**Supplied data:**
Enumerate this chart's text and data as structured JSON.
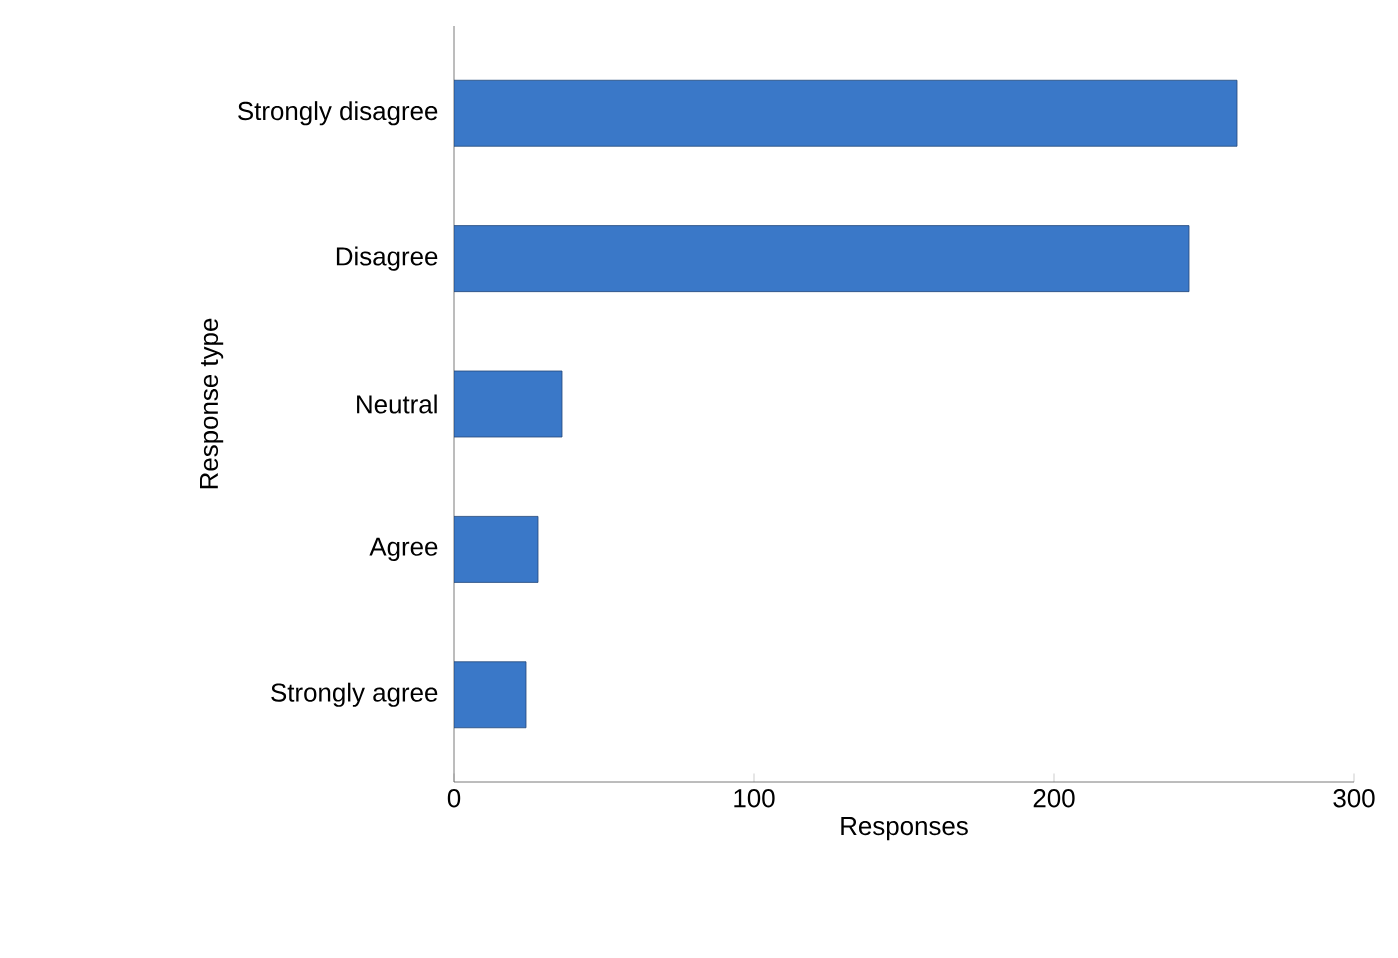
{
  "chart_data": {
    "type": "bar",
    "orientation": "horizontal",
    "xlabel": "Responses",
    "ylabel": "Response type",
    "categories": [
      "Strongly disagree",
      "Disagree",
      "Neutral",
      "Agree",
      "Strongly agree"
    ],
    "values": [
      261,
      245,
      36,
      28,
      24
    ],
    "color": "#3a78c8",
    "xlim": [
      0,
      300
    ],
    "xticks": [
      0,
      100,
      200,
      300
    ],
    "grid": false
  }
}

---

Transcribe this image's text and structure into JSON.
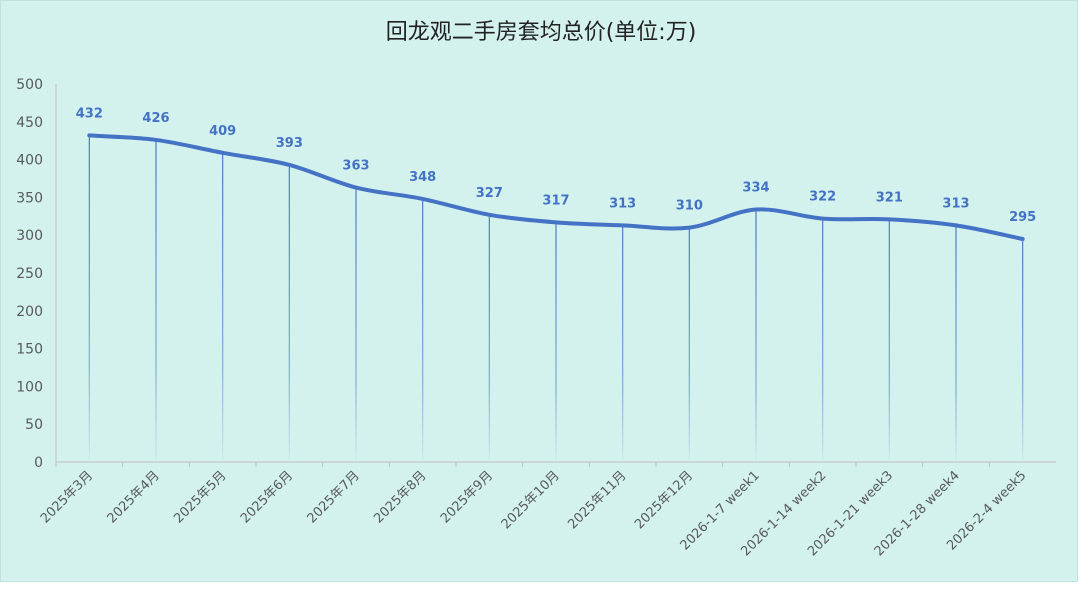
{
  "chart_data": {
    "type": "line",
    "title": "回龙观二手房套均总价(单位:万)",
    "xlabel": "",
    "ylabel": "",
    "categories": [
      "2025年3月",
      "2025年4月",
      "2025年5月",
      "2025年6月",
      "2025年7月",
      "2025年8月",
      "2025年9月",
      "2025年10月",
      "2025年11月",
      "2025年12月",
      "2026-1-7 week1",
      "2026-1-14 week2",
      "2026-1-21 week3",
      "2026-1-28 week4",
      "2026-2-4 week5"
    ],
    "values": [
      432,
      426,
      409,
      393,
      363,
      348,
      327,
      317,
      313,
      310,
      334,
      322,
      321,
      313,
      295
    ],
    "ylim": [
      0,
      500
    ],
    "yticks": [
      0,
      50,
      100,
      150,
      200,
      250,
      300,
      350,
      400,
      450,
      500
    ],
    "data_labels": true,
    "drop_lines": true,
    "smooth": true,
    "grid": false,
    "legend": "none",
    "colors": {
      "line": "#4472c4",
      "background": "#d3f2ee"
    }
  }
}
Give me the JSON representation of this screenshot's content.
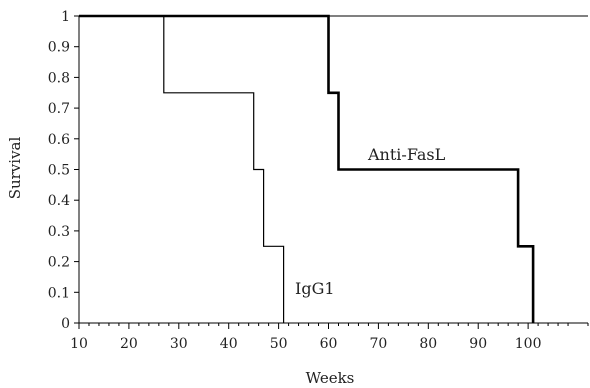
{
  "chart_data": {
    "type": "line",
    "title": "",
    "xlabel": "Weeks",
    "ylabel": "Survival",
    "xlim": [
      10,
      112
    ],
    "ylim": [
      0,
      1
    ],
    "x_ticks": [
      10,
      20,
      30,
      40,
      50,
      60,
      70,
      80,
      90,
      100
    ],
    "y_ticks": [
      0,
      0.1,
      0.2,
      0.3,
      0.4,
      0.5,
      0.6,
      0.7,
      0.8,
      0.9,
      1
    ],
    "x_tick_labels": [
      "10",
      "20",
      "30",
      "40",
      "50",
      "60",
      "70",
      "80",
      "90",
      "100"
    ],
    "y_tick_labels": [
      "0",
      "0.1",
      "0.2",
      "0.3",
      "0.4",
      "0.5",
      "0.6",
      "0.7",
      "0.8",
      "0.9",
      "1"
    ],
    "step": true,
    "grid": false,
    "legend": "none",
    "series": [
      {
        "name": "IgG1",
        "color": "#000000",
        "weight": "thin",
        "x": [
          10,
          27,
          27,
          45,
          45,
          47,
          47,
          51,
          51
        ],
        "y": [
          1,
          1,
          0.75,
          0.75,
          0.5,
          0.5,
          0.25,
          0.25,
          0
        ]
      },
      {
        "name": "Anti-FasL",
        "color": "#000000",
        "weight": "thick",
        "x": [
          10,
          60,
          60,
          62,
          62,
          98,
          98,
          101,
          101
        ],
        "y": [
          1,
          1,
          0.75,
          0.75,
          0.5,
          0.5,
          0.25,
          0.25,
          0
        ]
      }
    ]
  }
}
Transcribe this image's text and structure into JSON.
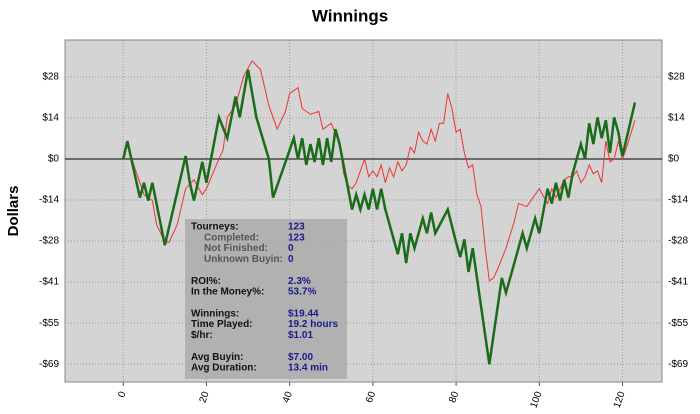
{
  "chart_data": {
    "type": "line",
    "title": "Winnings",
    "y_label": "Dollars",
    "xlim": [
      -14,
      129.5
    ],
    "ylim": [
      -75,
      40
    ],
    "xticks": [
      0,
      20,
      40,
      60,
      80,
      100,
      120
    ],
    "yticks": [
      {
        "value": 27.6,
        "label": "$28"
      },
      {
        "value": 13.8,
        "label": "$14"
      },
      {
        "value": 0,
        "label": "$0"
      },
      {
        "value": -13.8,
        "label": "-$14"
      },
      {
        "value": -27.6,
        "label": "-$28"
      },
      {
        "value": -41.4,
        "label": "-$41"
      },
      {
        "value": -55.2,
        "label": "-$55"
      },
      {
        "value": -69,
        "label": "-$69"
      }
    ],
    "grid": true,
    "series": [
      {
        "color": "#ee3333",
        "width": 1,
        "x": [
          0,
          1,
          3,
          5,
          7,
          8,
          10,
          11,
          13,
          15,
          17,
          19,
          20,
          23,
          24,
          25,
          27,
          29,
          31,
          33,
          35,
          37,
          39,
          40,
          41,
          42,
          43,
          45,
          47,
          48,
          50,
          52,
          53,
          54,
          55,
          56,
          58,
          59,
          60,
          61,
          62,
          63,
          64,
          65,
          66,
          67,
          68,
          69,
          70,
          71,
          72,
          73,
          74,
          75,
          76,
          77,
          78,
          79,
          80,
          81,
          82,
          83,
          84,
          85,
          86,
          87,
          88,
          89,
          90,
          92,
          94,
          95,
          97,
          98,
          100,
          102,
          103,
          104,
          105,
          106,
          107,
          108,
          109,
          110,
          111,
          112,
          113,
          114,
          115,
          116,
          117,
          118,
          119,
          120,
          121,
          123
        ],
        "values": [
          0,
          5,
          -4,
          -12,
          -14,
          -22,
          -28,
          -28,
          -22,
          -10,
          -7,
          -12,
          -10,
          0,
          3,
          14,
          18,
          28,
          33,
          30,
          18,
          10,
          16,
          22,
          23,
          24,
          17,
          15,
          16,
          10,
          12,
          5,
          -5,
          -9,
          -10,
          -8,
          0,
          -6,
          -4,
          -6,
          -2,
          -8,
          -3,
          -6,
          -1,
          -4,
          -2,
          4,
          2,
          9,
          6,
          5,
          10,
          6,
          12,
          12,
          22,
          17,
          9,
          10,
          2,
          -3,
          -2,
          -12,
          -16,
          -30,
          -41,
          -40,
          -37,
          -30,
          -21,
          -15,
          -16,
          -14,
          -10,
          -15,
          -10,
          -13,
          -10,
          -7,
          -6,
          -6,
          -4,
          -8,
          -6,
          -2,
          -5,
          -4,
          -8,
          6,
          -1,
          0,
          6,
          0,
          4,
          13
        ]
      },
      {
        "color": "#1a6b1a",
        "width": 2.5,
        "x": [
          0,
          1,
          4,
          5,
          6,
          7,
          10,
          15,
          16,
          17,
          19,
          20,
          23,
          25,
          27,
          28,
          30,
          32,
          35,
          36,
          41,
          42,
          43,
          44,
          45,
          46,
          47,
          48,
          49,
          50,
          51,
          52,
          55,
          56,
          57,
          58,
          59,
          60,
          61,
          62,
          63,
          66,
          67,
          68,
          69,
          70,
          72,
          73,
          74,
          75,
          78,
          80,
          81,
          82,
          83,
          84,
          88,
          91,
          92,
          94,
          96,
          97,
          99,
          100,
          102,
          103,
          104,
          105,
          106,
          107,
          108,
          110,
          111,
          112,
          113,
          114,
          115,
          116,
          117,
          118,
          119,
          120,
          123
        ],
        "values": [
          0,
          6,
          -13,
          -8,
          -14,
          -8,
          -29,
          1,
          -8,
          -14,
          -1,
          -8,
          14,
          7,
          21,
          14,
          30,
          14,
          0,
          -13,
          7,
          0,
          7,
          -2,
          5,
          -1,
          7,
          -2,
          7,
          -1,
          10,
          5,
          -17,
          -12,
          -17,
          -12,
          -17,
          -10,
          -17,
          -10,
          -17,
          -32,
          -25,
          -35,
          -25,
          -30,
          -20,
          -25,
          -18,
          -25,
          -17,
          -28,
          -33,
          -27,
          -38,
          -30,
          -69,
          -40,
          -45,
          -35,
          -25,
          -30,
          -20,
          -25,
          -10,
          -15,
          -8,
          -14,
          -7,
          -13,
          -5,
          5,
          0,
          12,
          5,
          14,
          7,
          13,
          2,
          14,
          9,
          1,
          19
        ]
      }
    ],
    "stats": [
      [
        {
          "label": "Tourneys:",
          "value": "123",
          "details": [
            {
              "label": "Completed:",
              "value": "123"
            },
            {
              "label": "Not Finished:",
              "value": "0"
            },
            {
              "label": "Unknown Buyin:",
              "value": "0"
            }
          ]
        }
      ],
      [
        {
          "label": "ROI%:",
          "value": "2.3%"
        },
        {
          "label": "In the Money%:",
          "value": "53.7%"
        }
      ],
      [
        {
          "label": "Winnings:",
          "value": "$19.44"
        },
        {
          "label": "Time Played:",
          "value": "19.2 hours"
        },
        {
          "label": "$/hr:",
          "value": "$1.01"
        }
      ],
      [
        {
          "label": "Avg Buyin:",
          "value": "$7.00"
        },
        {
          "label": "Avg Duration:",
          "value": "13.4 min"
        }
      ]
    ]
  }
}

**Aim of the exercise:** Check each line of the records for the string "title" and state how many lines contain it. Give only the number.

**Response:** 3